» YOUR GOAL
All the data must come back unchanged, except that pictures are left out.

» STORED ROWS
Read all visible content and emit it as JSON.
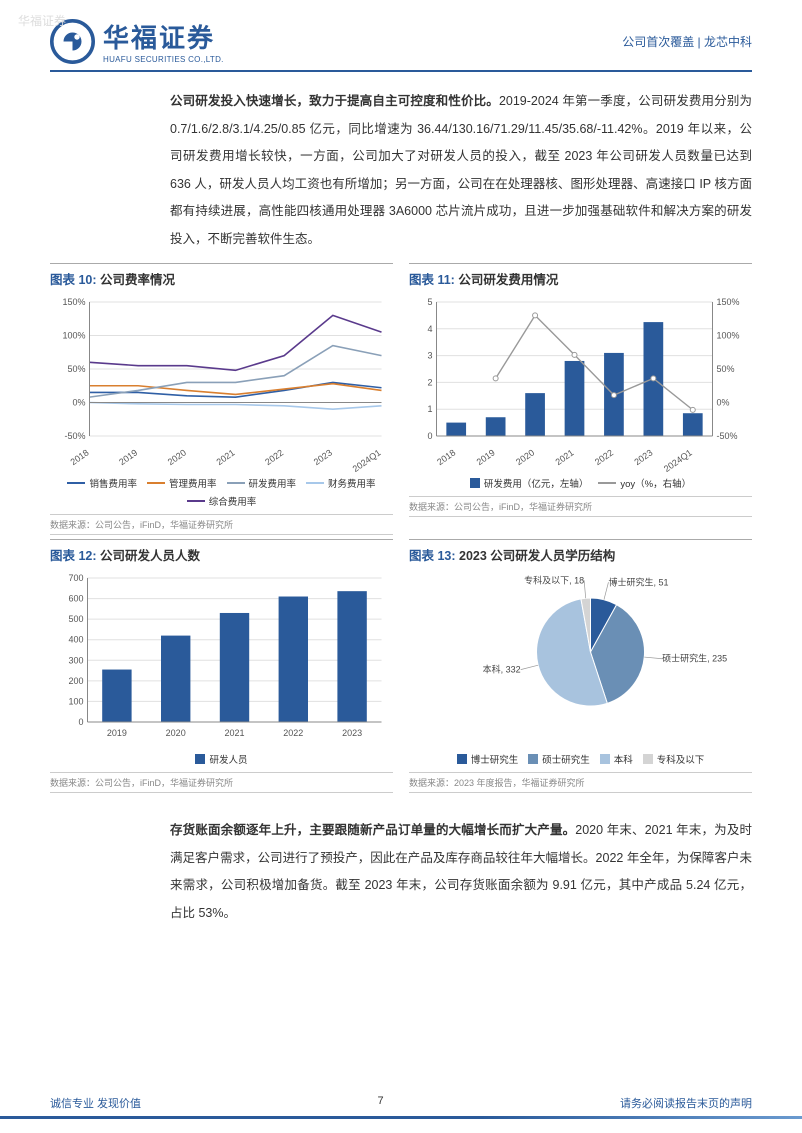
{
  "watermark": "华福证券",
  "header": {
    "brand_cn": "华福证券",
    "brand_en": "HUAFU SECURITIES CO.,LTD.",
    "right": "公司首次覆盖 | 龙芯中科"
  },
  "paragraph1_bold": "公司研发投入快速增长，致力于提高自主可控度和性价比。",
  "paragraph1": "2019-2024 年第一季度，公司研发费用分别为 0.7/1.6/2.8/3.1/4.25/0.85 亿元，同比增速为 36.44/130.16/71.29/11.45/35.68/-11.42%。2019 年以来，公司研发费用增长较快，一方面，公司加大了对研发人员的投入，截至 2023 年公司研发人员数量已达到 636 人，研发人员人均工资也有所增加；另一方面，公司在在处理器核、图形处理器、高速接口 IP 核方面都有持续进展，高性能四核通用处理器 3A6000 芯片流片成功，且进一步加强基础软件和解决方案的研发投入，不断完善软件生态。",
  "chart10": {
    "title_prefix": "图表 10:",
    "title": "公司费率情况",
    "type": "line",
    "categories": [
      "2018",
      "2019",
      "2020",
      "2021",
      "2022",
      "2023",
      "2024Q1"
    ],
    "series": [
      {
        "name": "销售费用率",
        "color": "#2f5fa5",
        "values": [
          15,
          15,
          10,
          8,
          18,
          30,
          22
        ]
      },
      {
        "name": "管理费用率",
        "color": "#d97f2f",
        "values": [
          25,
          25,
          18,
          12,
          20,
          28,
          18
        ]
      },
      {
        "name": "研发费用率",
        "color": "#8aa0b8",
        "values": [
          8,
          18,
          30,
          30,
          40,
          85,
          70
        ]
      },
      {
        "name": "财务费用率",
        "color": "#a7c8ea",
        "values": [
          0,
          -2,
          -3,
          -3,
          -5,
          -10,
          -5
        ]
      },
      {
        "name": "综合费用率",
        "color": "#5a3a8c",
        "values": [
          60,
          55,
          55,
          48,
          70,
          130,
          105
        ]
      }
    ],
    "ylim": [
      -50,
      150
    ],
    "ytick_step": 50,
    "ysuffix": "%",
    "grid_color": "#e0e0e0",
    "bg": "#ffffff",
    "source": "数据来源：公司公告，iFinD，华福证券研究所"
  },
  "chart11": {
    "title_prefix": "图表 11:",
    "title": "公司研发费用情况",
    "type": "bar+line",
    "categories": [
      "2018",
      "2019",
      "2020",
      "2021",
      "2022",
      "2023",
      "2024Q1"
    ],
    "bars": {
      "name": "研发费用（亿元，左轴）",
      "color": "#2a5a9a",
      "values": [
        0.5,
        0.7,
        1.6,
        2.8,
        3.1,
        4.25,
        0.85
      ],
      "ylim": [
        0,
        5
      ],
      "ytick_step": 1
    },
    "line": {
      "name": "yoy（%，右轴）",
      "color": "#999999",
      "values": [
        null,
        36,
        130,
        71,
        11,
        36,
        -11
      ],
      "ylim": [
        -50,
        150
      ],
      "ytick_step": 50,
      "ysuffix": "%"
    },
    "grid_color": "#e0e0e0",
    "source": "数据来源：公司公告，iFinD，华福证券研究所"
  },
  "chart12": {
    "title_prefix": "图表 12:",
    "title": "公司研发人员人数",
    "type": "bar",
    "categories": [
      "2019",
      "2020",
      "2021",
      "2022",
      "2023"
    ],
    "bars": {
      "name": "研发人员",
      "color": "#2a5a9a",
      "values": [
        255,
        420,
        530,
        610,
        636
      ]
    },
    "ylim": [
      0,
      700
    ],
    "ytick_step": 100,
    "grid_color": "#e0e0e0",
    "source": "数据来源：公司公告，iFinD，华福证券研究所"
  },
  "chart13": {
    "title_prefix": "图表 13:",
    "title": "2023 公司研发人员学历结构",
    "type": "pie",
    "slices": [
      {
        "name": "博士研究生",
        "label": "博士研究生, 51",
        "value": 51,
        "color": "#2a5a9a"
      },
      {
        "name": "硕士研究生",
        "label": "硕士研究生, 235",
        "value": 235,
        "color": "#6a8fb5"
      },
      {
        "name": "本科",
        "label": "本科, 332",
        "value": 332,
        "color": "#a8c3de"
      },
      {
        "name": "专科及以下",
        "label": "专科及以下, 18",
        "value": 18,
        "color": "#d4d4d4"
      }
    ],
    "legend": [
      "博士研究生",
      "硕士研究生",
      "本科",
      "专科及以下"
    ],
    "source": "数据来源：2023 年度报告，华福证券研究所"
  },
  "paragraph2_bold": "存货账面余额逐年上升，主要跟随新产品订单量的大幅增长而扩大产量。",
  "paragraph2": "2020 年末、2021 年末，为及时满足客户需求，公司进行了预投产，因此在产品及库存商品较往年大幅增长。2022 年全年，为保障客户未来需求，公司积极增加备货。截至 2023 年末，公司存货账面余额为 9.91 亿元，其中产成品 5.24 亿元，占比 53%。",
  "footer": {
    "left": "诚信专业   发现价值",
    "page": "7",
    "right": "请务必阅读报告末页的声明"
  },
  "colors": {
    "brand": "#2a5a9a"
  }
}
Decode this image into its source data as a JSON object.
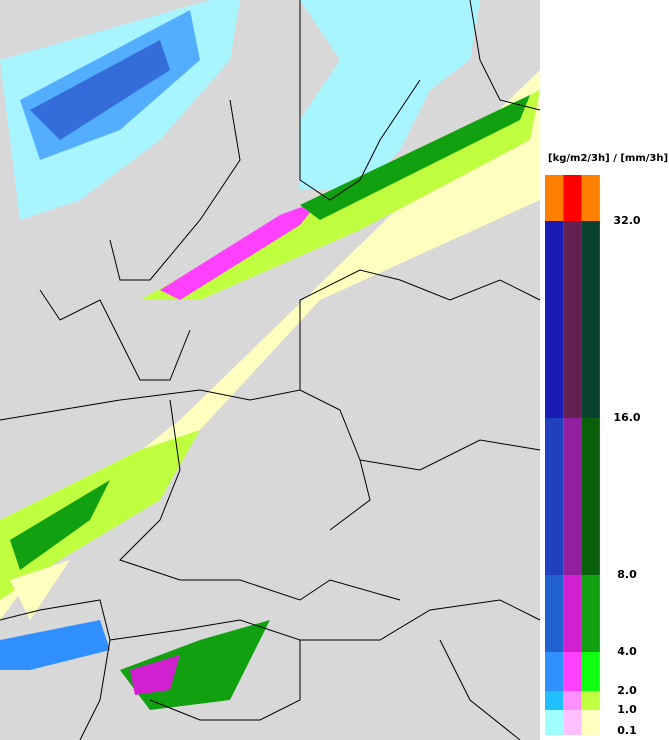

» EXERCISE OUTPUT
Read all visible content and emit it as JSON.
{
  "watermark": "华福证券",
  "header": {
    "brand_cn": "华福证券",
    "brand_en": "HUAFU SECURITIES CO.,LTD.",
    "right": "公司首次覆盖 | 龙芯中科"
  },
  "paragraph1_bold": "公司研发投入快速增长，致力于提高自主可控度和性价比。",
  "paragraph1": "2019-2024 年第一季度，公司研发费用分别为 0.7/1.6/2.8/3.1/4.25/0.85 亿元，同比增速为 36.44/130.16/71.29/11.45/35.68/-11.42%。2019 年以来，公司研发费用增长较快，一方面，公司加大了对研发人员的投入，截至 2023 年公司研发人员数量已达到 636 人，研发人员人均工资也有所增加；另一方面，公司在在处理器核、图形处理器、高速接口 IP 核方面都有持续进展，高性能四核通用处理器 3A6000 芯片流片成功，且进一步加强基础软件和解决方案的研发投入，不断完善软件生态。",
  "chart10": {
    "title_prefix": "图表 10:",
    "title": "公司费率情况",
    "type": "line",
    "categories": [
      "2018",
      "2019",
      "2020",
      "2021",
      "2022",
      "2023",
      "2024Q1"
    ],
    "series": [
      {
        "name": "销售费用率",
        "color": "#2f5fa5",
        "values": [
          15,
          15,
          10,
          8,
          18,
          30,
          22
        ]
      },
      {
        "name": "管理费用率",
        "color": "#d97f2f",
        "values": [
          25,
          25,
          18,
          12,
          20,
          28,
          18
        ]
      },
      {
        "name": "研发费用率",
        "color": "#8aa0b8",
        "values": [
          8,
          18,
          30,
          30,
          40,
          85,
          70
        ]
      },
      {
        "name": "财务费用率",
        "color": "#a7c8ea",
        "values": [
          0,
          -2,
          -3,
          -3,
          -5,
          -10,
          -5
        ]
      },
      {
        "name": "综合费用率",
        "color": "#5a3a8c",
        "values": [
          60,
          55,
          55,
          48,
          70,
          130,
          105
        ]
      }
    ],
    "ylim": [
      -50,
      150
    ],
    "ytick_step": 50,
    "ysuffix": "%",
    "grid_color": "#e0e0e0",
    "bg": "#ffffff",
    "source": "数据来源：公司公告，iFinD，华福证券研究所"
  },
  "chart11": {
    "title_prefix": "图表 11:",
    "title": "公司研发费用情况",
    "type": "bar+line",
    "categories": [
      "2018",
      "2019",
      "2020",
      "2021",
      "2022",
      "2023",
      "2024Q1"
    ],
    "bars": {
      "name": "研发费用（亿元，左轴）",
      "color": "#2a5a9a",
      "values": [
        0.5,
        0.7,
        1.6,
        2.8,
        3.1,
        4.25,
        0.85
      ],
      "ylim": [
        0,
        5
      ],
      "ytick_step": 1
    },
    "line": {
      "name": "yoy（%，右轴）",
      "color": "#999999",
      "values": [
        null,
        36,
        130,
        71,
        11,
        36,
        -11
      ],
      "ylim": [
        -50,
        150
      ],
      "ytick_step": 50,
      "ysuffix": "%"
    },
    "grid_color": "#e0e0e0",
    "source": "数据来源：公司公告，iFinD，华福证券研究所"
  },
  "chart12": {
    "title_prefix": "图表 12:",
    "title": "公司研发人员人数",
    "type": "bar",
    "categories": [
      "2019",
      "2020",
      "2021",
      "2022",
      "2023"
    ],
    "bars": {
      "name": "研发人员",
      "color": "#2a5a9a",
      "values": [
        255,
        420,
        530,
        610,
        636
      ]
    },
    "ylim": [
      0,
      700
    ],
    "ytick_step": 100,
    "grid_color": "#e0e0e0",
    "source": "数据来源：公司公告，iFinD，华福证券研究所"
  },
  "chart13": {
    "title_prefix": "图表 13:",
    "title": "2023 公司研发人员学历结构",
    "type": "pie",
    "slices": [
      {
        "name": "博士研究生",
        "label": "博士研究生, 51",
        "value": 51,
        "color": "#2a5a9a"
      },
      {
        "name": "硕士研究生",
        "label": "硕士研究生, 235",
        "value": 235,
        "color": "#6a8fb5"
      },
      {
        "name": "本科",
        "label": "本科, 332",
        "value": 332,
        "color": "#a8c3de"
      },
      {
        "name": "专科及以下",
        "label": "专科及以下, 18",
        "value": 18,
        "color": "#d4d4d4"
      }
    ],
    "legend": [
      "博士研究生",
      "硕士研究生",
      "本科",
      "专科及以下"
    ],
    "source": "数据来源：2023 年度报告，华福证券研究所"
  },
  "paragraph2_bold": "存货账面余额逐年上升，主要跟随新产品订单量的大幅增长而扩大产量。",
  "paragraph2": "2020 年末、2021 年末，为及时满足客户需求，公司进行了预投产，因此在产品及库存商品较往年大幅增长。2022 年全年，为保障客户未来需求，公司积极增加备货。截至 2023 年末，公司存货账面余额为 9.91 亿元，其中产成品 5.24 亿元，占比 53%。",
  "footer": {
    "left": "诚信专业   发现价值",
    "page": "7",
    "right": "请务必阅读报告末页的声明"
  },
  "colors": {
    "brand": "#2a5a9a"
  }
}
Decode this image into its source data as a JSON object.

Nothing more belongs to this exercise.